SHORT EXERCISE.
Using the data below, gather each line that includes the word "กทรอน".

DATASET RECORDS.
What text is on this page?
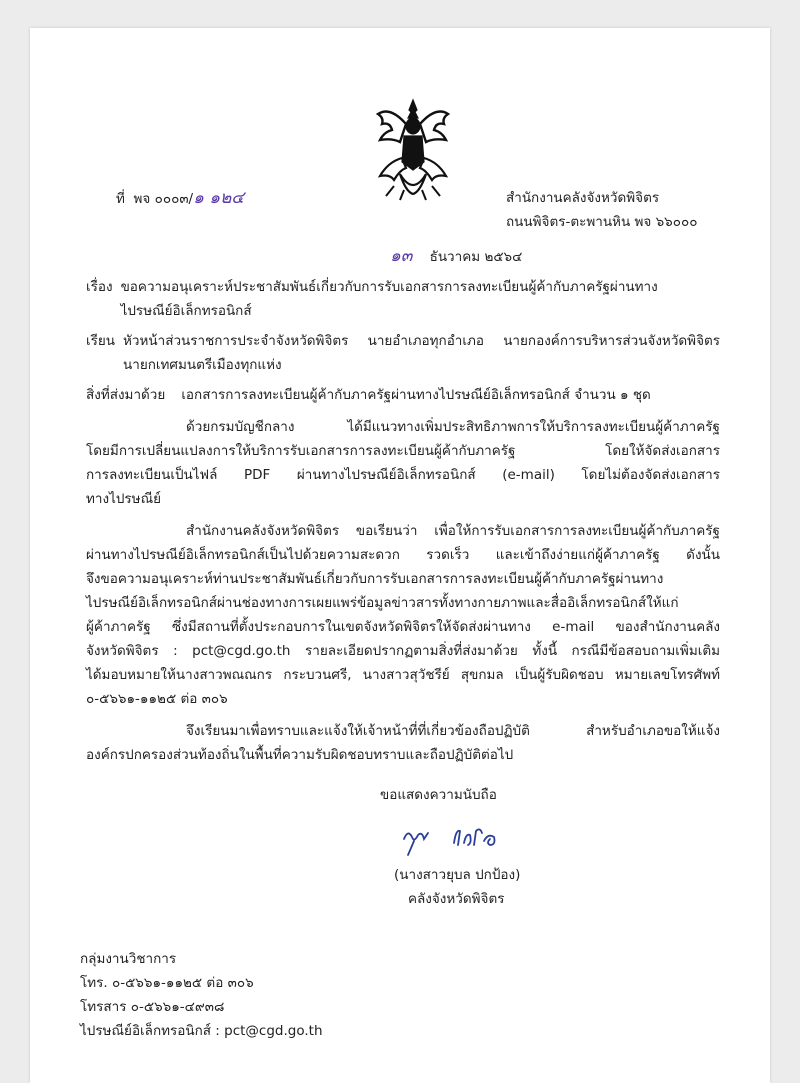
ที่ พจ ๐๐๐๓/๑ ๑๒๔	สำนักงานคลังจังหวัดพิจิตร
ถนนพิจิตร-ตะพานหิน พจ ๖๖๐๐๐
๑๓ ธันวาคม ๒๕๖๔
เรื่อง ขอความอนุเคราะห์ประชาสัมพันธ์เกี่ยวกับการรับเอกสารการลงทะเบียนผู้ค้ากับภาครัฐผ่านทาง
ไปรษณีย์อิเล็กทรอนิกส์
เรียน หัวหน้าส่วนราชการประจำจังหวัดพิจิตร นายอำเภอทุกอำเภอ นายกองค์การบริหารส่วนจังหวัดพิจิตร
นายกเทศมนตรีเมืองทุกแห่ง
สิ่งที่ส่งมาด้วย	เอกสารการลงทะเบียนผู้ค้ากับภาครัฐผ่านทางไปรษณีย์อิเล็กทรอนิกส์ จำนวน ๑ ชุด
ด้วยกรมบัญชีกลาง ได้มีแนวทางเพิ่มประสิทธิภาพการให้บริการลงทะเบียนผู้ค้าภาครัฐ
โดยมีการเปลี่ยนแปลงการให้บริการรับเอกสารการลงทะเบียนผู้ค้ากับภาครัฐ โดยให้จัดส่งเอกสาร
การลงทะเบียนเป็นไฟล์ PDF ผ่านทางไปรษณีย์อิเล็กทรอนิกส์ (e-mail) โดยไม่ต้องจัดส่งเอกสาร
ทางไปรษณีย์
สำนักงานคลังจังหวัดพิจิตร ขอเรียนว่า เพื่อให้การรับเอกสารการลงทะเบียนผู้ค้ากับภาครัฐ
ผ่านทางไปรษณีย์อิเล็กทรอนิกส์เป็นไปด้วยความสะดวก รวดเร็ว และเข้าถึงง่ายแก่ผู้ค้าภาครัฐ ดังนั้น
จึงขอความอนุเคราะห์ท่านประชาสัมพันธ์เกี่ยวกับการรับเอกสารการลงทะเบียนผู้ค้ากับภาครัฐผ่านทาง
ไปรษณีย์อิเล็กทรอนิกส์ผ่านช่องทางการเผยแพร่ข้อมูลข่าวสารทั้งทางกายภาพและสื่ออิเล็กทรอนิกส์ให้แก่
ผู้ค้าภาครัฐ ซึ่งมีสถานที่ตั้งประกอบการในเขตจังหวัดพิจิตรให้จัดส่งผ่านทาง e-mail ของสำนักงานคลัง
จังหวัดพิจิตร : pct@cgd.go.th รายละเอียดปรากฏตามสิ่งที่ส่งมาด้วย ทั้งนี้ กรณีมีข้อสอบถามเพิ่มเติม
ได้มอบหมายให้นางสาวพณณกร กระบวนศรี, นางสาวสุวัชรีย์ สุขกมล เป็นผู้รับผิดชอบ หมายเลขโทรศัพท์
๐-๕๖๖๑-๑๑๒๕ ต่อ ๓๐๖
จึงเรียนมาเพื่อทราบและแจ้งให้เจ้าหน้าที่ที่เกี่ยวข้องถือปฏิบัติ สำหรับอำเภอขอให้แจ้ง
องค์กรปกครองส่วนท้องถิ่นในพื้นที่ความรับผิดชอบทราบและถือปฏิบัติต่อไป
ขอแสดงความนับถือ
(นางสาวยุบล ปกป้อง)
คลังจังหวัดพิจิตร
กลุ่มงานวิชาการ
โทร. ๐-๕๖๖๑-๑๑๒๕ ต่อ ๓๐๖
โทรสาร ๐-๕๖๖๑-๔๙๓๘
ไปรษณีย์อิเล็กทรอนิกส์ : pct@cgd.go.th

* * *

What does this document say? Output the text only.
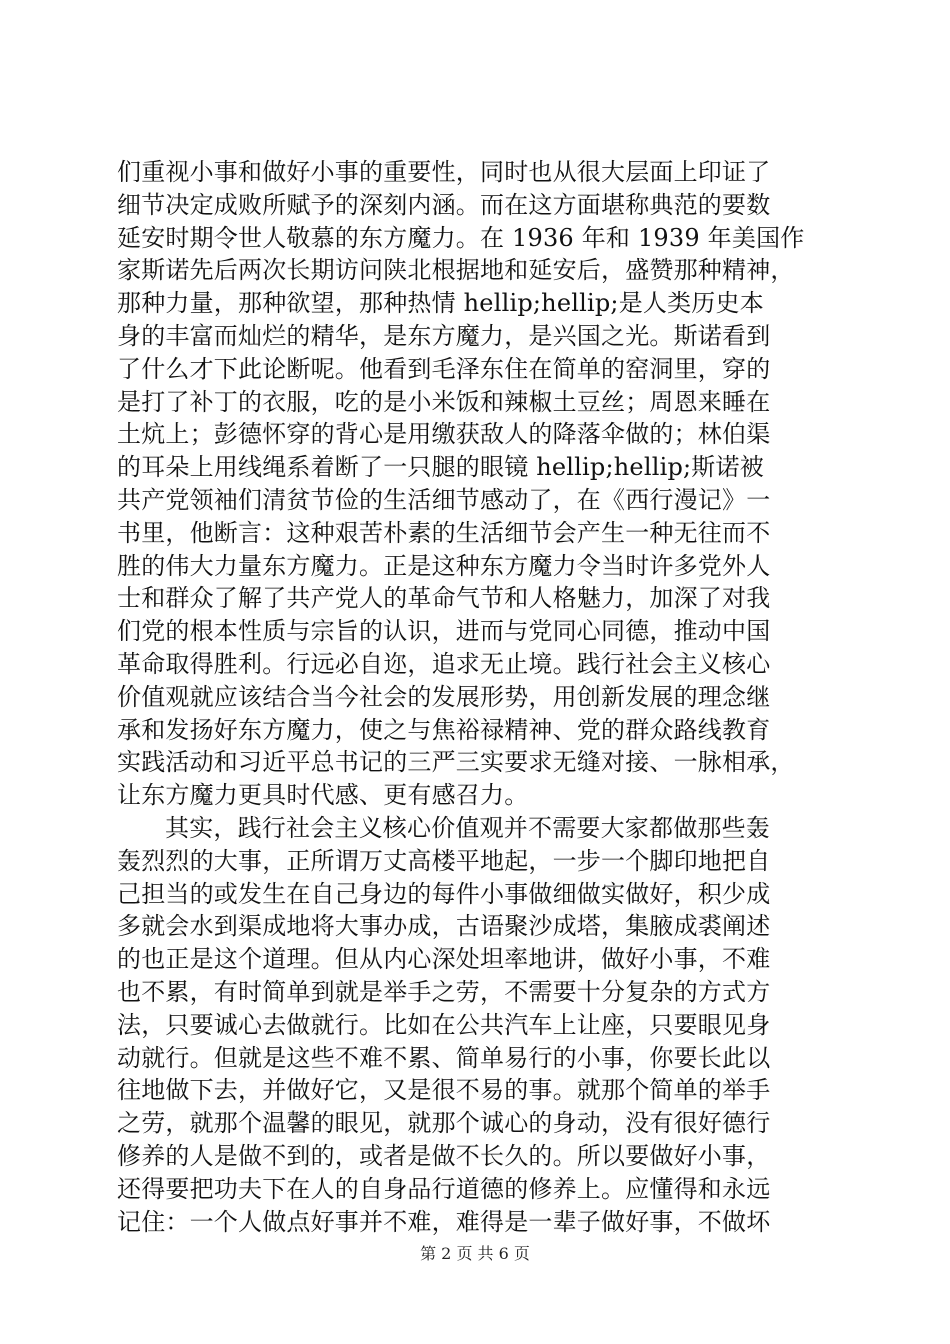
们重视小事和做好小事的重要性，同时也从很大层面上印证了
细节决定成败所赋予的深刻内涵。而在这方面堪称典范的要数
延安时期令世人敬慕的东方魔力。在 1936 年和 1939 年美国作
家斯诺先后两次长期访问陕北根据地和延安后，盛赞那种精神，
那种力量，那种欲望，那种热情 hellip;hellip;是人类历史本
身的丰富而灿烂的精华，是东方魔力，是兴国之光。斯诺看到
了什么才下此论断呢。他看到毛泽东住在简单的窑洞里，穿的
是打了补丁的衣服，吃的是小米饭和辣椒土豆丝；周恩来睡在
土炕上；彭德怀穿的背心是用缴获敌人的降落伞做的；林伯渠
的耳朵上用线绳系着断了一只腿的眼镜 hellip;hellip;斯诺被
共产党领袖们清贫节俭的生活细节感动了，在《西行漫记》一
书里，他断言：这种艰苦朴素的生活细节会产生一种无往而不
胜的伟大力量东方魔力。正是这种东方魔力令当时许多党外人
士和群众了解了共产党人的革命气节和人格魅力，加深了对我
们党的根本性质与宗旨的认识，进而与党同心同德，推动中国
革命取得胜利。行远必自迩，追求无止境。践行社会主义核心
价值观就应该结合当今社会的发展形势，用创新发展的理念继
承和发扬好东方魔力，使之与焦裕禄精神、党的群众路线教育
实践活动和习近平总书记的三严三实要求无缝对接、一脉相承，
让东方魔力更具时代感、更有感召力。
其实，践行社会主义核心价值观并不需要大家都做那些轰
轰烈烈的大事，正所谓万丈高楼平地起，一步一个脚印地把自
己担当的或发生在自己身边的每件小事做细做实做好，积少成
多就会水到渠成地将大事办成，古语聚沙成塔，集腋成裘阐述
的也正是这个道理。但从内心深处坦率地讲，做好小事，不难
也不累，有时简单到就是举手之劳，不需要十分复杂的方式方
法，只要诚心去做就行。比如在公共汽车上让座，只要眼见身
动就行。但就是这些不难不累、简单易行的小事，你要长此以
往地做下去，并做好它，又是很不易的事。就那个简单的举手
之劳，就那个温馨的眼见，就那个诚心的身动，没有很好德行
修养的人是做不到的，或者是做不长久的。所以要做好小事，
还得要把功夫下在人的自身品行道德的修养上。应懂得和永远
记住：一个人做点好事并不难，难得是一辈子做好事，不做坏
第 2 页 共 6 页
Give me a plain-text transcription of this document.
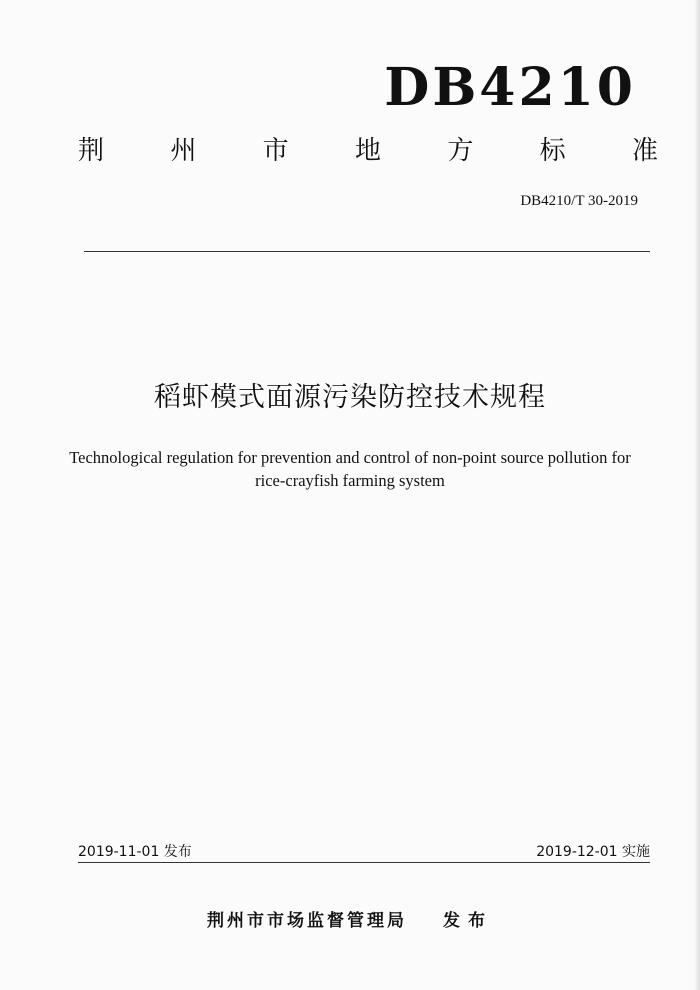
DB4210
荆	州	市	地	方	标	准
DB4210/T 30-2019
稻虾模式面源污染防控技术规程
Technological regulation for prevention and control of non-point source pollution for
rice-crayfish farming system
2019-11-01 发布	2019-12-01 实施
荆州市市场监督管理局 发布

EXERCISE OUTPUT.
ไปรษณีย์อิเล็กทรอนิกส์
สิ่งที่ส่งมาด้วย	เอกสารการลงทะเบียนผู้ค้ากับภาครัฐผ่านทางไปรษณีย์อิเล็กทรอนิกส์ จำนวน ๑ ชุด
การลงทะเบียนเป็นไฟล์ PDF ผ่านทางไปรษณีย์อิเล็กทรอนิกส์ (e-mail) โดยไม่ต้องจัดส่งเอกสาร
ผ่านทางไปรษณีย์อิเล็กทรอนิกส์เป็นไปด้วยความสะดวก รวดเร็ว และเข้าถึงง่ายแก่ผู้ค้าภาครัฐ ดังนั้น
ไปรษณีย์อิเล็กทรอนิกส์ผ่านช่องทางการเผยแพร่ข้อมูลข่าวสารทั้งทางกายภาพและสื่ออิเล็กทรอนิกส์ให้แก่
ไปรษณีย์อิเล็กทรอนิกส์ : pct@cgd.go.th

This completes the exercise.